[Data items]
• • • • • • •

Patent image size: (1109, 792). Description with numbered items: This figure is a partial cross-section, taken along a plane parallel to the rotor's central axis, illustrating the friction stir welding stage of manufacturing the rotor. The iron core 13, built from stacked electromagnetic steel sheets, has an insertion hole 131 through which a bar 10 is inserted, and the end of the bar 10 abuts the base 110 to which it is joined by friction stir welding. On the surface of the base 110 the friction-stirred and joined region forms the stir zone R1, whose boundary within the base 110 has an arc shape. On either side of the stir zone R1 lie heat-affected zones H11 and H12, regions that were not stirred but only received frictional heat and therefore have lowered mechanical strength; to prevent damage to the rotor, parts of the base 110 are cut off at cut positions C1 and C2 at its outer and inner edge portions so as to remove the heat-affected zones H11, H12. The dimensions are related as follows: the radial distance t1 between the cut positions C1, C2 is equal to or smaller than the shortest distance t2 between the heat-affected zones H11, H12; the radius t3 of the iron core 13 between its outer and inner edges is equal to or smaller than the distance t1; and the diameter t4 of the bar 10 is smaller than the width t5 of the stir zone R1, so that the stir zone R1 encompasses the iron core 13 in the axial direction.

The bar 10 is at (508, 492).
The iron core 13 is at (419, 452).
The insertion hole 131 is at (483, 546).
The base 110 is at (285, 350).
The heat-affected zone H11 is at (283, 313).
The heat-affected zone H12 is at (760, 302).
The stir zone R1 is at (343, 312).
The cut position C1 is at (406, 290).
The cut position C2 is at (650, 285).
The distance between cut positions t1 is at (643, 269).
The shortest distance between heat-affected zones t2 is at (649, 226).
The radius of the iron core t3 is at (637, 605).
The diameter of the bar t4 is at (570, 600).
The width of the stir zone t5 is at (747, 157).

• • • • • • •

-- What to work on --
Please rewrite all the data items above, replacing "cross-section" with "sectional view" and leaving everything else unchanged.

-- Correct response --
Patent image size: (1109, 792). Description with numbered items: This figure is a partial sectional view, taken along a plane parallel to the rotor's central axis, illustrating the friction stir welding stage of manufacturing the rotor. The iron core 13, built from stacked electromagnetic steel sheets, has an insertion hole 131 through which a bar 10 is inserted, and the end of the bar 10 abuts the base 110 to which it is joined by friction stir welding. On the surface of the base 110 the friction-stirred and joined region forms the stir zone R1, whose boundary within the base 110 has an arc shape. On either side of the stir zone R1 lie heat-affected zones H11 and H12, regions that were not stirred but only received frictional heat and therefore have lowered mechanical strength; to prevent damage to the rotor, parts of the base 110 are cut off at cut positions C1 and C2 at its outer and inner edge portions so as to remove the heat-affected zones H11, H12. The dimensions are related as follows: the radial distance t1 between the cut positions C1, C2 is equal to or smaller than the shortest distance t2 between the heat-affected zones H11, H12; the radius t3 of the iron core 13 between its outer and inner edges is equal to or smaller than the distance t1; and the diameter t4 of the bar 10 is smaller than the width t5 of the stir zone R1, so that the stir zone R1 encompasses the iron core 13 in the axial direction.

The bar 10 is at (508, 492).
The iron core 13 is at (419, 452).
The insertion hole 131 is at (483, 546).
The base 110 is at (285, 350).
The heat-affected zone H11 is at (283, 313).
The heat-affected zone H12 is at (760, 302).
The stir zone R1 is at (343, 312).
The cut position C1 is at (406, 290).
The cut position C2 is at (650, 285).
The distance between cut positions t1 is at (643, 269).
The shortest distance between heat-affected zones t2 is at (649, 226).
The radius of the iron core t3 is at (637, 605).
The diameter of the bar t4 is at (570, 600).
The width of the stir zone t5 is at (747, 157).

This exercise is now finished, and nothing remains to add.